(Items from a dataset)
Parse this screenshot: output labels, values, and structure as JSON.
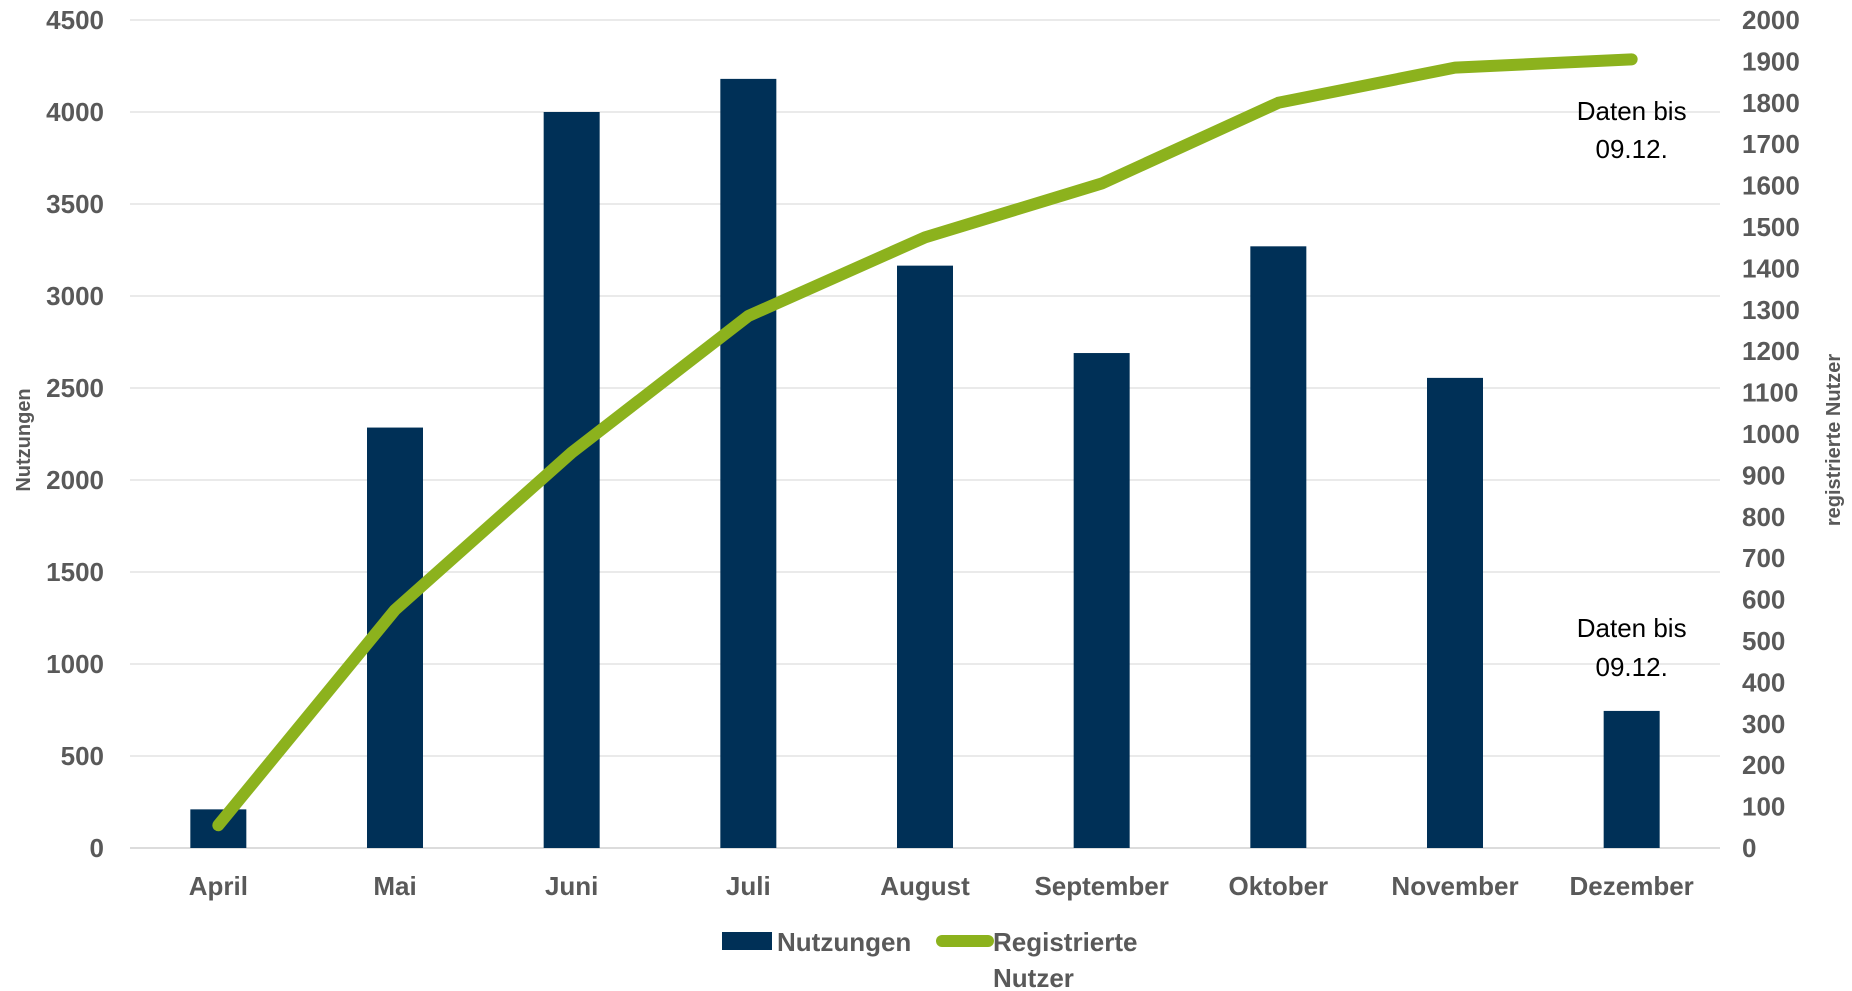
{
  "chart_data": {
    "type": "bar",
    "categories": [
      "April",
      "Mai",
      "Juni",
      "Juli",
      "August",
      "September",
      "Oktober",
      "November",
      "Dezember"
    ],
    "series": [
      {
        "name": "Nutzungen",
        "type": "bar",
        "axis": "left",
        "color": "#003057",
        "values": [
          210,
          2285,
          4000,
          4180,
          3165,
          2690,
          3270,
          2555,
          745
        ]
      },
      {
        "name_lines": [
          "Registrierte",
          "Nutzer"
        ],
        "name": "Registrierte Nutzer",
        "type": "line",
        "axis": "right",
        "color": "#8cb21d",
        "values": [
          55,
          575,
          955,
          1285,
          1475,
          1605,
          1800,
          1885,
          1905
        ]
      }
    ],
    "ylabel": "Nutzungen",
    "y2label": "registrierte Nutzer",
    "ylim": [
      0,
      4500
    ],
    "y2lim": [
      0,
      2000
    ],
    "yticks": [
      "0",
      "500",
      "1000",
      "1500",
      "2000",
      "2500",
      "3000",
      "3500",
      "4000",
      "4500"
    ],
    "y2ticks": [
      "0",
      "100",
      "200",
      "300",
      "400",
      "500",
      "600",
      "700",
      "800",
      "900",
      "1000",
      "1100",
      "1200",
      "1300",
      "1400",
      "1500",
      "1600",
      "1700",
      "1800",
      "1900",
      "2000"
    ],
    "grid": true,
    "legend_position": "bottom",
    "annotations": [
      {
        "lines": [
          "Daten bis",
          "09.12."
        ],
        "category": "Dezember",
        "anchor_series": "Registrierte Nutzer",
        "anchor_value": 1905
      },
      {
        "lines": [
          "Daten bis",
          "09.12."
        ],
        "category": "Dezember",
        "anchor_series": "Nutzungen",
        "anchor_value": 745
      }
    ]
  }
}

#### SHORT TASK:
Each record above should come back exactly the same, only without its pictures.

#### REPLY:
Parse this screenshot: output labels, values, and structure as JSON.
{
  "chart_data": {
    "type": "bar",
    "categories": [
      "April",
      "Mai",
      "Juni",
      "Juli",
      "August",
      "September",
      "Oktober",
      "November",
      "Dezember"
    ],
    "series": [
      {
        "name": "Nutzungen",
        "type": "bar",
        "axis": "left",
        "color": "#003057",
        "values": [
          210,
          2285,
          4000,
          4180,
          3165,
          2690,
          3270,
          2555,
          745
        ]
      },
      {
        "name_lines": [
          "Registrierte",
          "Nutzer"
        ],
        "name": "Registrierte Nutzer",
        "type": "line",
        "axis": "right",
        "color": "#8cb21d",
        "values": [
          55,
          575,
          955,
          1285,
          1475,
          1605,
          1800,
          1885,
          1905
        ]
      }
    ],
    "ylabel": "Nutzungen",
    "y2label": "registrierte Nutzer",
    "ylim": [
      0,
      4500
    ],
    "y2lim": [
      0,
      2000
    ],
    "yticks": [
      "0",
      "500",
      "1000",
      "1500",
      "2000",
      "2500",
      "3000",
      "3500",
      "4000",
      "4500"
    ],
    "y2ticks": [
      "0",
      "100",
      "200",
      "300",
      "400",
      "500",
      "600",
      "700",
      "800",
      "900",
      "1000",
      "1100",
      "1200",
      "1300",
      "1400",
      "1500",
      "1600",
      "1700",
      "1800",
      "1900",
      "2000"
    ],
    "grid": true,
    "legend_position": "bottom",
    "annotations": [
      {
        "lines": [
          "Daten bis",
          "09.12."
        ],
        "category": "Dezember",
        "anchor_series": "Registrierte Nutzer",
        "anchor_value": 1905
      },
      {
        "lines": [
          "Daten bis",
          "09.12."
        ],
        "category": "Dezember",
        "anchor_series": "Nutzungen",
        "anchor_value": 745
      }
    ]
  }
}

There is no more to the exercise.